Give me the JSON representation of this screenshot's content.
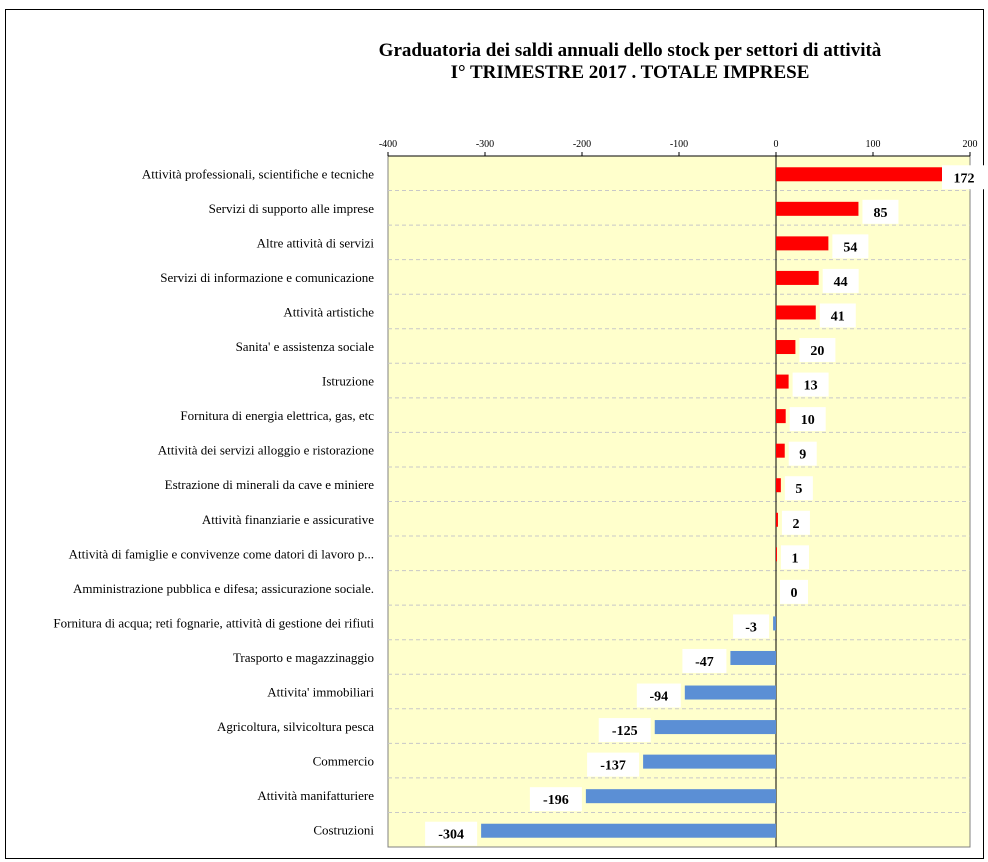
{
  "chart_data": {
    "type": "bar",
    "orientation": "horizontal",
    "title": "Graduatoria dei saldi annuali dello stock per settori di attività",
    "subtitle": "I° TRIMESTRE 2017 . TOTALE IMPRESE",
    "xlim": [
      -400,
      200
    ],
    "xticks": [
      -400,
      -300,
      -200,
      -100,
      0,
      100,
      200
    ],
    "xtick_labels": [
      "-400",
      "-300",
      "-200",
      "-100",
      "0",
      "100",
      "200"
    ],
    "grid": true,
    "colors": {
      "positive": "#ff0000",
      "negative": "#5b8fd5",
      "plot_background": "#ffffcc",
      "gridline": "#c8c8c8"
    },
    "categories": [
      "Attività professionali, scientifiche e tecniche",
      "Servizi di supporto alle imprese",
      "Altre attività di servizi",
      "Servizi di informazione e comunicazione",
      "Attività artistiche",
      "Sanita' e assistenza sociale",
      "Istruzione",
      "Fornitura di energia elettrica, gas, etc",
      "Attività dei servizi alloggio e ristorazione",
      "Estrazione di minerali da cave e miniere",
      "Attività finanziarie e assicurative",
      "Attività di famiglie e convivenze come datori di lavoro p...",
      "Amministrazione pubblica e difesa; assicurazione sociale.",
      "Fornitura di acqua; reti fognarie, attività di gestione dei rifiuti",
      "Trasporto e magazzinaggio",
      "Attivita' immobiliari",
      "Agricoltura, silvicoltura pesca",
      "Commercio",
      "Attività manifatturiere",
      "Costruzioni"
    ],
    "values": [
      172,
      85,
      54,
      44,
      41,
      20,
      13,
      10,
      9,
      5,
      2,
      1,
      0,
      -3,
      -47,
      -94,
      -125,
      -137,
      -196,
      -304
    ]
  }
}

### Work to do
Go through the entries and return each line where the word "Fornitura" appears.

### The answer
      "Fornitura di energia elettrica, gas, etc",
      "Fornitura di acqua; reti fognarie, attività di gestione dei rifiuti",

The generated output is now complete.